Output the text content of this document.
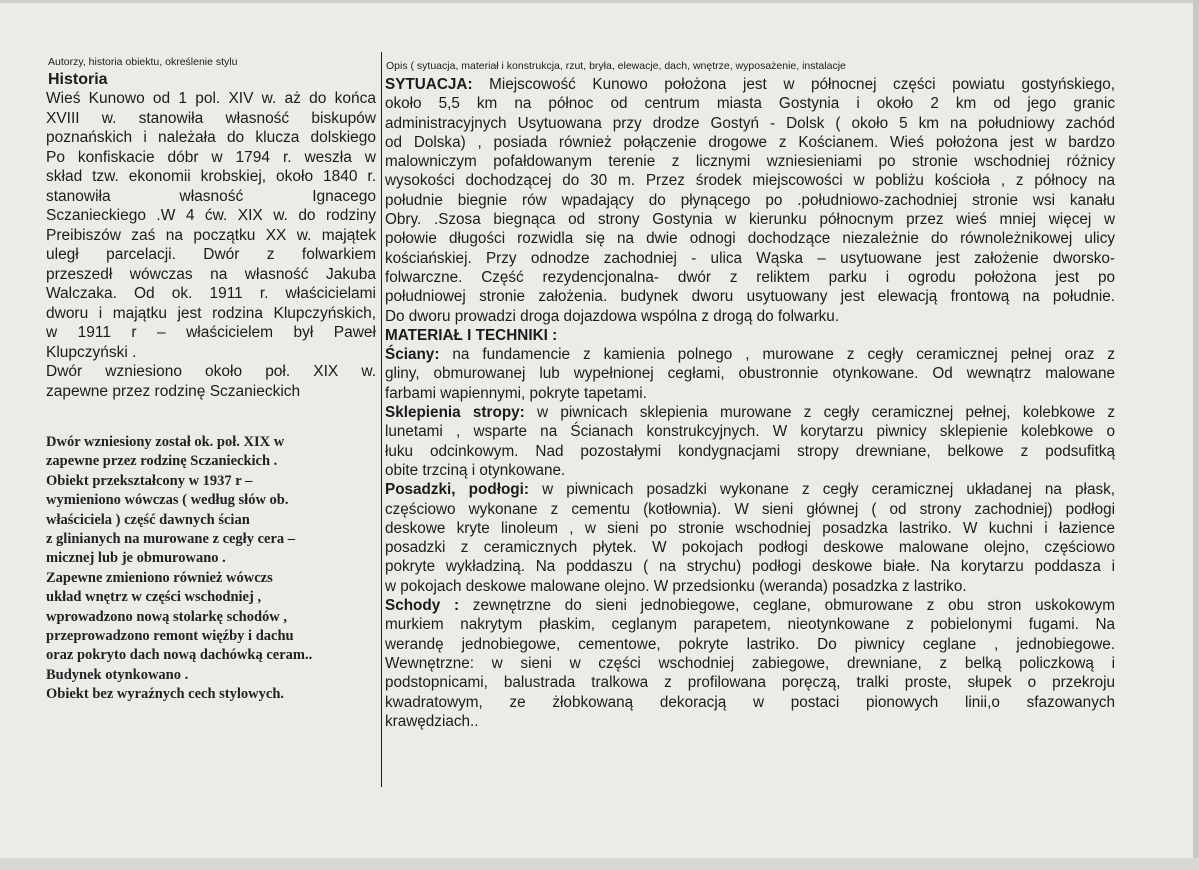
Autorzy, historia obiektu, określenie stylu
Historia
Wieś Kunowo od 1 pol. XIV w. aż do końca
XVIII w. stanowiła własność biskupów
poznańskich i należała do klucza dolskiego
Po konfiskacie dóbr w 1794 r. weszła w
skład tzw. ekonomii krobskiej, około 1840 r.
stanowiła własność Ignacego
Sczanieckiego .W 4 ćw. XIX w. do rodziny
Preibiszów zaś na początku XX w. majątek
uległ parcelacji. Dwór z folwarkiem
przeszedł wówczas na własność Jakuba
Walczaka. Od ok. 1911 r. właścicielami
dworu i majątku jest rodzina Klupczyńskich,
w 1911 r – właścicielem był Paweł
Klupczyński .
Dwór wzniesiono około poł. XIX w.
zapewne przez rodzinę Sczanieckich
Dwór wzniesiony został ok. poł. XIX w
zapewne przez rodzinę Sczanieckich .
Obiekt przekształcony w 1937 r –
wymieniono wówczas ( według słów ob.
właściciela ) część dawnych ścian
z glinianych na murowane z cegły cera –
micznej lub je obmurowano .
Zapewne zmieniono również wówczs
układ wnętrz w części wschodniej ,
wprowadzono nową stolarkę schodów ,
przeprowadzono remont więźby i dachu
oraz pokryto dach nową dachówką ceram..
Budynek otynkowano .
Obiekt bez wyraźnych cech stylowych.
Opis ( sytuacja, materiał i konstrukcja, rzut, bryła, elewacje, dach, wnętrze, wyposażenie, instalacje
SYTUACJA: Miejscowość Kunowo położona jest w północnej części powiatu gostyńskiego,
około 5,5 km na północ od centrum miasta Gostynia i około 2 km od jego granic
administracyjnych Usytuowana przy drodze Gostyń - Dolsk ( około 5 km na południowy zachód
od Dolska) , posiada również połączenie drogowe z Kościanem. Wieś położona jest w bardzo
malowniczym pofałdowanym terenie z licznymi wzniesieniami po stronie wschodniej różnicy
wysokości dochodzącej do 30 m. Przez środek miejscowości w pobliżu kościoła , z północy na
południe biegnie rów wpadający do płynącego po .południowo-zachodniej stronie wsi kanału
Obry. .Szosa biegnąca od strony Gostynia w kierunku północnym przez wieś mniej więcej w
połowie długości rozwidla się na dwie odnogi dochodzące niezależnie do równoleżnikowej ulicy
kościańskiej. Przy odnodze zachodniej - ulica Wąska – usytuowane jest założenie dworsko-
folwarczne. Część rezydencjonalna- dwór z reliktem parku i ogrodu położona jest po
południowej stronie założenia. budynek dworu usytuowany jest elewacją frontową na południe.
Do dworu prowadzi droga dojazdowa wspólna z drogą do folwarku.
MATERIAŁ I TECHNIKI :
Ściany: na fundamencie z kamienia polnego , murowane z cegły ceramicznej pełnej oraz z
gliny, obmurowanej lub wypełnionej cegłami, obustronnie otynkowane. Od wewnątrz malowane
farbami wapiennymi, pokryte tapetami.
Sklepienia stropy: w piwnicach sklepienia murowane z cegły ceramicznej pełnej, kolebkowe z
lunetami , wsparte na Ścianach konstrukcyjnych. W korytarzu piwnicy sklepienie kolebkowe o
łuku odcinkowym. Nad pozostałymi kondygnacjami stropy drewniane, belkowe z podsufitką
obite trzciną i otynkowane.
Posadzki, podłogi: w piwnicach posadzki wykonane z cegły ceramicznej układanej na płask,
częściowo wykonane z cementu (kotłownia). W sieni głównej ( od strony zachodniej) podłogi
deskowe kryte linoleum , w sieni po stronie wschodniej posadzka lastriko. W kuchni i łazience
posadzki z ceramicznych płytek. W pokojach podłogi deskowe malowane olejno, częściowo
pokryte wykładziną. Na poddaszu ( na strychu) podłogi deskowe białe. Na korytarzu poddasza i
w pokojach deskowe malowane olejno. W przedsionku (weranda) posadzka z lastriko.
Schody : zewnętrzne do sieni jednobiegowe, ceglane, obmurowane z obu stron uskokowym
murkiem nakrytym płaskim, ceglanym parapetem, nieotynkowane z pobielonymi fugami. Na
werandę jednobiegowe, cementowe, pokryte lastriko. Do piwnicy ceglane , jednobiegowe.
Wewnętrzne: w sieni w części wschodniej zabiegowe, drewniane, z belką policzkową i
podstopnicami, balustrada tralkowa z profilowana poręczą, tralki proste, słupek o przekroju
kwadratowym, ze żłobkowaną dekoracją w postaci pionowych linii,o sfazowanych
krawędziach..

## STATED PROBLEM
Pick out every line holding the string "podłogi" and return it.

## PROBLEM SOLUTION
Posadzki, podłogi: w piwnicach posadzki wykonane z cegły ceramicznej układanej na płask,
częściowo wykonane z cementu (kotłownia). W sieni głównej ( od strony zachodniej) podłogi
posadzki z ceramicznych płytek. W pokojach podłogi deskowe malowane olejno, częściowo
pokryte wykładziną. Na poddaszu ( na strychu) podłogi deskowe białe. Na korytarzu poddasza i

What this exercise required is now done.